## YOUR INSTRUCTIONS
Reproduce all records verbatim.

## MATERIAL PROVIDED
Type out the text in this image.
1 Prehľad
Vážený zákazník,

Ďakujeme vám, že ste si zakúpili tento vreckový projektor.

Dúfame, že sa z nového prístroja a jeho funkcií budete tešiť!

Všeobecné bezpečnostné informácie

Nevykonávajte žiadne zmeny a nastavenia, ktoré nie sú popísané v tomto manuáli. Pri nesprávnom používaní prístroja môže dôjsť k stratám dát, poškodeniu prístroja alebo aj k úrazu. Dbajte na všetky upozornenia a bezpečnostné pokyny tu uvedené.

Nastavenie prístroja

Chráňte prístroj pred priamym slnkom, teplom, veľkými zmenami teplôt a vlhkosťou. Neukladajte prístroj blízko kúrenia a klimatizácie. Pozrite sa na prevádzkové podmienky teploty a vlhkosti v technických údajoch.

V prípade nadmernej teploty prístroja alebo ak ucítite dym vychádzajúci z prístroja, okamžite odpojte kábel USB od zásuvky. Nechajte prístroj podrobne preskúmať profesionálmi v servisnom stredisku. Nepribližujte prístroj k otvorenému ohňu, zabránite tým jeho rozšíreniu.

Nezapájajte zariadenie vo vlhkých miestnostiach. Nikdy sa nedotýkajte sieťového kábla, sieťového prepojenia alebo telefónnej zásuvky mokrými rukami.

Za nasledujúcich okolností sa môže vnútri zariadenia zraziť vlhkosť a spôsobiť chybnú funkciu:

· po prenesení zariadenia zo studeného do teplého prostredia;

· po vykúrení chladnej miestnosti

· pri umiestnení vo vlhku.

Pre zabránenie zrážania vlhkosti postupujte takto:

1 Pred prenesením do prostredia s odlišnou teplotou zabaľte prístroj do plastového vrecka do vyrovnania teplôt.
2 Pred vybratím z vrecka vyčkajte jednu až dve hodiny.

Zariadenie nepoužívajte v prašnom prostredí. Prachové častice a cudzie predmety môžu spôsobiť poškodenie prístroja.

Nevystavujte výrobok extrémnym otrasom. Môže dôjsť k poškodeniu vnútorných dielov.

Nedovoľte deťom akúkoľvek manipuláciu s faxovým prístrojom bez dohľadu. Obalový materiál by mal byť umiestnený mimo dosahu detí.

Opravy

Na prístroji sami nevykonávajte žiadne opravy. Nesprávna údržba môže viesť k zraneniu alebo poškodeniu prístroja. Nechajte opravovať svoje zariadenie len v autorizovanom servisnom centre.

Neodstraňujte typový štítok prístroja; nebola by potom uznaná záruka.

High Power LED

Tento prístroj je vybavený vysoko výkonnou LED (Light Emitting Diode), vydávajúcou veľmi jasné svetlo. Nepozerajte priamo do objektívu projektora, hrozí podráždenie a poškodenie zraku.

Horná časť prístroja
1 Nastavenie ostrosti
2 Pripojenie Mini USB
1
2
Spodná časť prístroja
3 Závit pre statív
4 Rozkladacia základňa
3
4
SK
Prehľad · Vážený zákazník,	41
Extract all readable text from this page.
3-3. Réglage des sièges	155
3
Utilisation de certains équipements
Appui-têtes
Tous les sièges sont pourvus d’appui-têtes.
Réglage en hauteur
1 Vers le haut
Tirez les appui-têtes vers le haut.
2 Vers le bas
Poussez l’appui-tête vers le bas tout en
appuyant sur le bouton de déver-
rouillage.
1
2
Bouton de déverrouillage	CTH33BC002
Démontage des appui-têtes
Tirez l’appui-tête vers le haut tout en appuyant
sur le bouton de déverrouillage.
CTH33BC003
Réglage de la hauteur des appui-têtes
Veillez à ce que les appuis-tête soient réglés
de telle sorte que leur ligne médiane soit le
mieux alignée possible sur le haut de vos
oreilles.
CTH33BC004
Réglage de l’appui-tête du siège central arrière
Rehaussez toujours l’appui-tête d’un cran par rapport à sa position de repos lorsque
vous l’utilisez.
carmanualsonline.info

## EXPECTED OUTPUT
Type out the text in this image.
1 Prehľad
Vážený zákazník,

Ďakujeme vám, že ste si zakúpili tento vreckový projektor.

Dúfame, že sa z nového prístroja a jeho funkcií budete tešiť!

Všeobecné bezpečnostné informácie

Nevykonávajte žiadne zmeny a nastavenia, ktoré nie sú popísané v tomto manuáli. Pri nesprávnom používaní prístroja môže dôjsť k stratám dát, poškodeniu prístroja alebo aj k úrazu. Dbajte na všetky upozornenia a bezpečnostné pokyny tu uvedené.

Nastavenie prístroja

Chráňte prístroj pred priamym slnkom, teplom, veľkými zmenami teplôt a vlhkosťou. Neukladajte prístroj blízko kúrenia a klimatizácie. Pozrite sa na prevádzkové podmienky teploty a vlhkosti v technických údajoch.

V prípade nadmernej teploty prístroja alebo ak ucítite dym vychádzajúci z prístroja, okamžite odpojte kábel USB od zásuvky. Nechajte prístroj podrobne preskúmať profesionálmi v servisnom stredisku. Nepribližujte prístroj k otvorenému ohňu, zabránite tým jeho rozšíreniu.

Nezapájajte zariadenie vo vlhkých miestnostiach. Nikdy sa nedotýkajte sieťového kábla, sieťového prepojenia alebo telefónnej zásuvky mokrými rukami.

Za nasledujúcich okolností sa môže vnútri zariadenia zraziť vlhkosť a spôsobiť chybnú funkciu:

· po prenesení zariadenia zo studeného do teplého prostredia;

· po vykúrení chladnej miestnosti

· pri umiestnení vo vlhku.

Pre zabránenie zrážania vlhkosti postupujte takto:

1 Pred prenesením do prostredia s odlišnou teplotou zabaľte prístroj do plastového vrecka do vyrovnania teplôt.
2 Pred vybratím z vrecka vyčkajte jednu až dve hodiny.

Zariadenie nepoužívajte v prašnom prostredí. Prachové častice a cudzie predmety môžu spôsobiť poškodenie prístroja.

Nevystavujte výrobok extrémnym otrasom. Môže dôjsť k poškodeniu vnútorných dielov.

Nedovoľte deťom akúkoľvek manipuláciu s faxovým prístrojom bez dohľadu. Obalový materiál by mal byť umiestnený mimo dosahu detí.

Opravy

Na prístroji sami nevykonávajte žiadne opravy. Nesprávna údržba môže viesť k zraneniu alebo poškodeniu prístroja. Nechajte opravovať svoje zariadenie len v autorizovanom servisnom centre.

Neodstraňujte typový štítok prístroja; nebola by potom uznaná záruka.

High Power LED

Tento prístroj je vybavený vysoko výkonnou LED (Light Emitting Diode), vydávajúcou veľmi jasné svetlo. Nepozerajte priamo do objektívu projektora, hrozí podráždenie a poškodenie zraku.

Horná časť prístroja
1 Nastavenie ostrosti
2 Pripojenie Mini USB
1
2
Spodná časť prístroja
3 Závit pre statív
4 Rozkladacia základňa
3
4
SK
Prehľad · Vážený zákazník,	41
Extract all readable text from this page.
3-3. Réglage des sièges	155
3
Utilisation de certains équipements
Appui-têtes
Tous les sièges sont pourvus d’appui-têtes.
Réglage en hauteur
1 Vers le haut
Tirez les appui-têtes vers le haut.
2 Vers le bas
Poussez l’appui-tête vers le bas tout en
appuyant sur le bouton de déver-
rouillage.
1
2
Bouton de déverrouillage	CTH33BC002
Démontage des appui-têtes
Tirez l’appui-tête vers le haut tout en appuyant
sur le bouton de déverrouillage.
CTH33BC003
Réglage de la hauteur des appui-têtes
Veillez à ce que les appuis-tête soient réglés
de telle sorte que leur ligne médiane soit le
mieux alignée possible sur le haut de vos
oreilles.
CTH33BC004
Réglage de l’appui-tête du siège central arrière
Rehaussez toujours l’appui-tête d’un cran par rapport à sa position de repos lorsque
vous l’utilisez.
carmanualsonline.info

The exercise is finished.